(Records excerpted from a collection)
━━━━

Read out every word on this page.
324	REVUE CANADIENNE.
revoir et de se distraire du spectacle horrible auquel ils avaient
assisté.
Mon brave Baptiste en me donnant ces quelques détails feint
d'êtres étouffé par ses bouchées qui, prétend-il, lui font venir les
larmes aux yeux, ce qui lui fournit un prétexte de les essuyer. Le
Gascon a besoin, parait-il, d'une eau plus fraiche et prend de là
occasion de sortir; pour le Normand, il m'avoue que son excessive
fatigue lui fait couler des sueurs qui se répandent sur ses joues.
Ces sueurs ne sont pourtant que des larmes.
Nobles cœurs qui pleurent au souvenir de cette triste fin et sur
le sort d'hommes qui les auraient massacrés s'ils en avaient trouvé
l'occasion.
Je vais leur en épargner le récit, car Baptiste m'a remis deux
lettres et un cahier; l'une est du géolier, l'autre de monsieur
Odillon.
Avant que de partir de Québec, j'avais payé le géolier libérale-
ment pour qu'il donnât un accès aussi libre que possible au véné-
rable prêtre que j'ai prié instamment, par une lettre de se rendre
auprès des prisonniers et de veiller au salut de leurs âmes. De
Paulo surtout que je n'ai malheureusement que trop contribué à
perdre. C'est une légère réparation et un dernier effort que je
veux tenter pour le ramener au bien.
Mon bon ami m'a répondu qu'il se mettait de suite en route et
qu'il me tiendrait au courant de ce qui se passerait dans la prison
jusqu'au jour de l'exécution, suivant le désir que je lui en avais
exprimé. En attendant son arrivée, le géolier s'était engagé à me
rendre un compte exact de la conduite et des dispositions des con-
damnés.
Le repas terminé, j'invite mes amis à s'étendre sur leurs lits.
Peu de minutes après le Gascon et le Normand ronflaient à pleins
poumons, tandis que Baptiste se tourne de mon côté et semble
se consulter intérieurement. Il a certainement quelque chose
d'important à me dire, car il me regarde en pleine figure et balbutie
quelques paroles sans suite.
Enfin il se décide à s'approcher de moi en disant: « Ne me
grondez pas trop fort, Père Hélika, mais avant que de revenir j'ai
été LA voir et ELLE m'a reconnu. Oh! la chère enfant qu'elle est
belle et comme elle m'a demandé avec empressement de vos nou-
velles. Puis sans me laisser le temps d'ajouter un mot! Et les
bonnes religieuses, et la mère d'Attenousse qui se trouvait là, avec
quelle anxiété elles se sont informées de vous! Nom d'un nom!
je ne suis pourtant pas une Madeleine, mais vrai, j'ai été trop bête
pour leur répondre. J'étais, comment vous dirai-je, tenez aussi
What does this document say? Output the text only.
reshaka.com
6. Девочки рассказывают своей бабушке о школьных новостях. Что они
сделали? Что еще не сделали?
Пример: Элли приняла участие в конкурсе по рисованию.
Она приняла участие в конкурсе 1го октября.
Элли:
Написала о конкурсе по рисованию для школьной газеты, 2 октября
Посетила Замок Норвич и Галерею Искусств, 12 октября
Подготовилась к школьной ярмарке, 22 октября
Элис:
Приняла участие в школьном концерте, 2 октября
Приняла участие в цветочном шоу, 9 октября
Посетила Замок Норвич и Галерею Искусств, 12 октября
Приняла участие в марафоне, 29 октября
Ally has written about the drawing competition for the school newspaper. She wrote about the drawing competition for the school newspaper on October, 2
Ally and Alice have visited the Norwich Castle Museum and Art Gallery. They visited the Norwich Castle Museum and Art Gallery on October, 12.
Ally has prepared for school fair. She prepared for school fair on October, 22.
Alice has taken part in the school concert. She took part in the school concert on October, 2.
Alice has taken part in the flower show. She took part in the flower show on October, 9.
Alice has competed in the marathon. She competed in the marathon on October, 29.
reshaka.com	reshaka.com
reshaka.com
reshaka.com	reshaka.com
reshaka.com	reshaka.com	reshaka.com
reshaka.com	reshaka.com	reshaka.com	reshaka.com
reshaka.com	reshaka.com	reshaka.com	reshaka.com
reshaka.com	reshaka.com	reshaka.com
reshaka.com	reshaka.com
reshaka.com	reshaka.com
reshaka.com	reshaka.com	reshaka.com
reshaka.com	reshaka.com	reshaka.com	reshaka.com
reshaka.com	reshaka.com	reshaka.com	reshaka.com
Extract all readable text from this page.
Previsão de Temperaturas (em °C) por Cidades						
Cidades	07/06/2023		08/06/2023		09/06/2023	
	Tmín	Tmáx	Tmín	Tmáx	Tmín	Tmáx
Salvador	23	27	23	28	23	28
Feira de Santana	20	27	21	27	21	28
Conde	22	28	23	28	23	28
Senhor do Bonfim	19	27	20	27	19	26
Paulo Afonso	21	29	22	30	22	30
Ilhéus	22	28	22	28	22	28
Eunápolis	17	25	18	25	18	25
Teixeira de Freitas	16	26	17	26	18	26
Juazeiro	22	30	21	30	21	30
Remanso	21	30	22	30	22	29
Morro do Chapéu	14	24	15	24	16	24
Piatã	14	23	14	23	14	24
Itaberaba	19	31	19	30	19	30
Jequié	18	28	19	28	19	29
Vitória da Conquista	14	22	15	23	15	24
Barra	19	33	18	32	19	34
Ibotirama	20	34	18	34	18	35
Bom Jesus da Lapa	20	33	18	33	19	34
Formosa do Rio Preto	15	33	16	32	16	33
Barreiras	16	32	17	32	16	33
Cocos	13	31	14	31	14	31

━━━━

GIVEN EXERCISE
Search the records for the word "taken" and copy every line where it occurs.

ANSWER IN FULL
Alice has taken part in the school concert. She took part in the school concert on October, 2.
Alice has taken part in the flower show. She took part in the flower show on October, 9.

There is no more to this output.